═══ SUPPLIED RECORDS
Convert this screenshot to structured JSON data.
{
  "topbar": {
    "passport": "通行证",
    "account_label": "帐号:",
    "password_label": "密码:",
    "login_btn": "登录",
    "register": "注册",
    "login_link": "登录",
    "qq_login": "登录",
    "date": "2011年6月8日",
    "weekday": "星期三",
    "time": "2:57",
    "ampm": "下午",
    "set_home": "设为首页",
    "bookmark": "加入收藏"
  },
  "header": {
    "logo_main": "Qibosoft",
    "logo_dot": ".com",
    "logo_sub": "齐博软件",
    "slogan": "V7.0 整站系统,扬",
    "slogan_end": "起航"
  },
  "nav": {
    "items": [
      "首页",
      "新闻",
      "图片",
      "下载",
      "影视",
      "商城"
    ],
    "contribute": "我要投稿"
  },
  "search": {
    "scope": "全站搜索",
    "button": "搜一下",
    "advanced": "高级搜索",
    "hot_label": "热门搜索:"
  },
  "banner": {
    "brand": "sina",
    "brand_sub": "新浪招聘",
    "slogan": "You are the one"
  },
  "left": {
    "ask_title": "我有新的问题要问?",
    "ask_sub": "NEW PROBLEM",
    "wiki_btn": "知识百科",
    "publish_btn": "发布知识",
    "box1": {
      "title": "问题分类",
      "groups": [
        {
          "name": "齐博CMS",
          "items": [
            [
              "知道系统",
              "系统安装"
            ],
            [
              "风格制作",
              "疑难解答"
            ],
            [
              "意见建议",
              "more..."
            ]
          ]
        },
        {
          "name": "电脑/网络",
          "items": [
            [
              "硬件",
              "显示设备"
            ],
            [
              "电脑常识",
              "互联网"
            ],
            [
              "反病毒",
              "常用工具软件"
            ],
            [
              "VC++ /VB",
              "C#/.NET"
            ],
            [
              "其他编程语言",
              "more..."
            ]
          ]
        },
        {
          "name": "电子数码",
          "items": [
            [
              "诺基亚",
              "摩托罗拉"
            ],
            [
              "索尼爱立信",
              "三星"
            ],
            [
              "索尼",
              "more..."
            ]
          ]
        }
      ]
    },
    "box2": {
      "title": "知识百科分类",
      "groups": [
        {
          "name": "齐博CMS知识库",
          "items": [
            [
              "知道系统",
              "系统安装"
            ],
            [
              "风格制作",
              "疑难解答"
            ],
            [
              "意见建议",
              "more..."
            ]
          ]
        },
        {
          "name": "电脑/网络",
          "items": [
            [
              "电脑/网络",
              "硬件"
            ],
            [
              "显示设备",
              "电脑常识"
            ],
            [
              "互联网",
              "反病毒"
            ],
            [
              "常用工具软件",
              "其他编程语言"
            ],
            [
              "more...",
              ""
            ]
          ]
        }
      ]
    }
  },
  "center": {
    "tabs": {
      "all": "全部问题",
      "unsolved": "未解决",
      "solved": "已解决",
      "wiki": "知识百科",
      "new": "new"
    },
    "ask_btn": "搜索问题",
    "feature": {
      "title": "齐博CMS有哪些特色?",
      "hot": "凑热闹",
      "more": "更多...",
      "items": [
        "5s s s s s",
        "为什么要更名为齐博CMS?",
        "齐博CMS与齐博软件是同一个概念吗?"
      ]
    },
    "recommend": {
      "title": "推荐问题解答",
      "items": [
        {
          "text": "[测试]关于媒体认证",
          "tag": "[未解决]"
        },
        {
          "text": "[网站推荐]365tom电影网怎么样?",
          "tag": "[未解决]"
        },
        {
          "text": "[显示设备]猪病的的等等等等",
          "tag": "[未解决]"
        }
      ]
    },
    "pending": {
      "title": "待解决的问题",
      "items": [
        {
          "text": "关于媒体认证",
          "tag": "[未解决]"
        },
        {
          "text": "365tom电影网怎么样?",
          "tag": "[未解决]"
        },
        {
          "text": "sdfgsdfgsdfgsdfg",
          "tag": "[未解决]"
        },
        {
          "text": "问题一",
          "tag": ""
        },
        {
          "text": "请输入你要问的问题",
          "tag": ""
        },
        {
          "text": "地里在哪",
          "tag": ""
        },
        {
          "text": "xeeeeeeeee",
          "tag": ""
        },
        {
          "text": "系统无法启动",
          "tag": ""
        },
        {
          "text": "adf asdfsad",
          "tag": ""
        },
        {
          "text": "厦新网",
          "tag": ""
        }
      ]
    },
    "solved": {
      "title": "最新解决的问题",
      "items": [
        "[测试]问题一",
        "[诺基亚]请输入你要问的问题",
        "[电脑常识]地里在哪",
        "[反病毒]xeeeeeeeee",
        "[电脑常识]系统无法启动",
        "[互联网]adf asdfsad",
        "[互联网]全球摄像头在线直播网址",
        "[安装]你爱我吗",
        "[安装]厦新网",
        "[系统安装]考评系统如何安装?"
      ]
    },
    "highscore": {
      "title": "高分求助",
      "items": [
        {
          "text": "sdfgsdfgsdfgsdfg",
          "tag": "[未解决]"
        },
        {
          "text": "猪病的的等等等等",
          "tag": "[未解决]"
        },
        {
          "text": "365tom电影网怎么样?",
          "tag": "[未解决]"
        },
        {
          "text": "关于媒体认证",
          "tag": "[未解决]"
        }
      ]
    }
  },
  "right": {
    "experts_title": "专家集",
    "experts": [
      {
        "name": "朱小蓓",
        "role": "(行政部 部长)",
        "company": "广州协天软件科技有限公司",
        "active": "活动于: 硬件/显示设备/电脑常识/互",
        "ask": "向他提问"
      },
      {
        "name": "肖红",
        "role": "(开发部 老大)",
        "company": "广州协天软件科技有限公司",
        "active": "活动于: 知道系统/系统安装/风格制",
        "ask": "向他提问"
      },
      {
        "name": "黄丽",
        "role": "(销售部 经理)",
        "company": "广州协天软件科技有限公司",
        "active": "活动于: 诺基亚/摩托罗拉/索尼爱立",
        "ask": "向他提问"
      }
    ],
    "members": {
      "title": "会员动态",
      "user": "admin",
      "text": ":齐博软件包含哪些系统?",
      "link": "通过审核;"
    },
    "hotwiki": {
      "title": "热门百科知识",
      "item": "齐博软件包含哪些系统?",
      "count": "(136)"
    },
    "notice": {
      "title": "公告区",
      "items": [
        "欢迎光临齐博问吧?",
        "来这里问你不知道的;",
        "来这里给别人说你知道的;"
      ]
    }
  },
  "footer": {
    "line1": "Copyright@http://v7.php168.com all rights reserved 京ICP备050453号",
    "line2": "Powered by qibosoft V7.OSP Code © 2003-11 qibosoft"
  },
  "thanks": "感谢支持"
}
══════
> WRITTEN EXERCISE
Exactly as written above, please repeat the entries.

> FINISHED EXERCISE
Convert this screenshot to structured JSON data.
{
  "topbar": {
    "passport": "通行证",
    "account_label": "帐号:",
    "password_label": "密码:",
    "login_btn": "登录",
    "register": "注册",
    "login_link": "登录",
    "qq_login": "登录",
    "date": "2011年6月8日",
    "weekday": "星期三",
    "time": "2:57",
    "ampm": "下午",
    "set_home": "设为首页",
    "bookmark": "加入收藏"
  },
  "header": {
    "logo_main": "Qibosoft",
    "logo_dot": ".com",
    "logo_sub": "齐博软件",
    "slogan": "V7.0 整站系统,扬",
    "slogan_end": "起航"
  },
  "nav": {
    "items": [
      "首页",
      "新闻",
      "图片",
      "下载",
      "影视",
      "商城"
    ],
    "contribute": "我要投稿"
  },
  "search": {
    "scope": "全站搜索",
    "button": "搜一下",
    "advanced": "高级搜索",
    "hot_label": "热门搜索:"
  },
  "banner": {
    "brand": "sina",
    "brand_sub": "新浪招聘",
    "slogan": "You are the one"
  },
  "left": {
    "ask_title": "我有新的问题要问?",
    "ask_sub": "NEW PROBLEM",
    "wiki_btn": "知识百科",
    "publish_btn": "发布知识",
    "box1": {
      "title": "问题分类",
      "groups": [
        {
          "name": "齐博CMS",
          "items": [
            [
              "知道系统",
              "系统安装"
            ],
            [
              "风格制作",
              "疑难解答"
            ],
            [
              "意见建议",
              "more..."
            ]
          ]
        },
        {
          "name": "电脑/网络",
          "items": [
            [
              "硬件",
              "显示设备"
            ],
            [
              "电脑常识",
              "互联网"
            ],
            [
              "反病毒",
              "常用工具软件"
            ],
            [
              "VC++ /VB",
              "C#/.NET"
            ],
            [
              "其他编程语言",
              "more..."
            ]
          ]
        },
        {
          "name": "电子数码",
          "items": [
            [
              "诺基亚",
              "摩托罗拉"
            ],
            [
              "索尼爱立信",
              "三星"
            ],
            [
              "索尼",
              "more..."
            ]
          ]
        }
      ]
    },
    "box2": {
      "title": "知识百科分类",
      "groups": [
        {
          "name": "齐博CMS知识库",
          "items": [
            [
              "知道系统",
              "系统安装"
            ],
            [
              "风格制作",
              "疑难解答"
            ],
            [
              "意见建议",
              "more..."
            ]
          ]
        },
        {
          "name": "电脑/网络",
          "items": [
            [
              "电脑/网络",
              "硬件"
            ],
            [
              "显示设备",
              "电脑常识"
            ],
            [
              "互联网",
              "反病毒"
            ],
            [
              "常用工具软件",
              "其他编程语言"
            ],
            [
              "more...",
              ""
            ]
          ]
        }
      ]
    }
  },
  "center": {
    "tabs": {
      "all": "全部问题",
      "unsolved": "未解决",
      "solved": "已解决",
      "wiki": "知识百科",
      "new": "new"
    },
    "ask_btn": "搜索问题",
    "feature": {
      "title": "齐博CMS有哪些特色?",
      "hot": "凑热闹",
      "more": "更多...",
      "items": [
        "5s s s s s",
        "为什么要更名为齐博CMS?",
        "齐博CMS与齐博软件是同一个概念吗?"
      ]
    },
    "recommend": {
      "title": "推荐问题解答",
      "items": [
        {
          "text": "[测试]关于媒体认证",
          "tag": "[未解决]"
        },
        {
          "text": "[网站推荐]365tom电影网怎么样?",
          "tag": "[未解决]"
        },
        {
          "text": "[显示设备]猪病的的等等等等",
          "tag": "[未解决]"
        }
      ]
    },
    "pending": {
      "title": "待解决的问题",
      "items": [
        {
          "text": "关于媒体认证",
          "tag": "[未解决]"
        },
        {
          "text": "365tom电影网怎么样?",
          "tag": "[未解决]"
        },
        {
          "text": "sdfgsdfgsdfgsdfg",
          "tag": "[未解决]"
        },
        {
          "text": "问题一",
          "tag": ""
        },
        {
          "text": "请输入你要问的问题",
          "tag": ""
        },
        {
          "text": "地里在哪",
          "tag": ""
        },
        {
          "text": "xeeeeeeeee",
          "tag": ""
        },
        {
          "text": "系统无法启动",
          "tag": ""
        },
        {
          "text": "adf asdfsad",
          "tag": ""
        },
        {
          "text": "厦新网",
          "tag": ""
        }
      ]
    },
    "solved": {
      "title": "最新解决的问题",
      "items": [
        "[测试]问题一",
        "[诺基亚]请输入你要问的问题",
        "[电脑常识]地里在哪",
        "[反病毒]xeeeeeeeee",
        "[电脑常识]系统无法启动",
        "[互联网]adf asdfsad",
        "[互联网]全球摄像头在线直播网址",
        "[安装]你爱我吗",
        "[安装]厦新网",
        "[系统安装]考评系统如何安装?"
      ]
    },
    "highscore": {
      "title": "高分求助",
      "items": [
        {
          "text": "sdfgsdfgsdfgsdfg",
          "tag": "[未解决]"
        },
        {
          "text": "猪病的的等等等等",
          "tag": "[未解决]"
        },
        {
          "text": "365tom电影网怎么样?",
          "tag": "[未解决]"
        },
        {
          "text": "关于媒体认证",
          "tag": "[未解决]"
        }
      ]
    }
  },
  "right": {
    "experts_title": "专家集",
    "experts": [
      {
        "name": "朱小蓓",
        "role": "(行政部 部长)",
        "company": "广州协天软件科技有限公司",
        "active": "活动于: 硬件/显示设备/电脑常识/互",
        "ask": "向他提问"
      },
      {
        "name": "肖红",
        "role": "(开发部 老大)",
        "company": "广州协天软件科技有限公司",
        "active": "活动于: 知道系统/系统安装/风格制",
        "ask": "向他提问"
      },
      {
        "name": "黄丽",
        "role": "(销售部 经理)",
        "company": "广州协天软件科技有限公司",
        "active": "活动于: 诺基亚/摩托罗拉/索尼爱立",
        "ask": "向他提问"
      }
    ],
    "members": {
      "title": "会员动态",
      "user": "admin",
      "text": ":齐博软件包含哪些系统?",
      "link": "通过审核;"
    },
    "hotwiki": {
      "title": "热门百科知识",
      "item": "齐博软件包含哪些系统?",
      "count": "(136)"
    },
    "notice": {
      "title": "公告区",
      "items": [
        "欢迎光临齐博问吧?",
        "来这里问你不知道的;",
        "来这里给别人说你知道的;"
      ]
    }
  },
  "footer": {
    "line1": "Copyright@http://v7.php168.com all rights reserved 京ICP备050453号",
    "line2": "Powered by qibosoft V7.OSP Code © 2003-11 qibosoft"
  },
  "thanks": "感谢支持"
}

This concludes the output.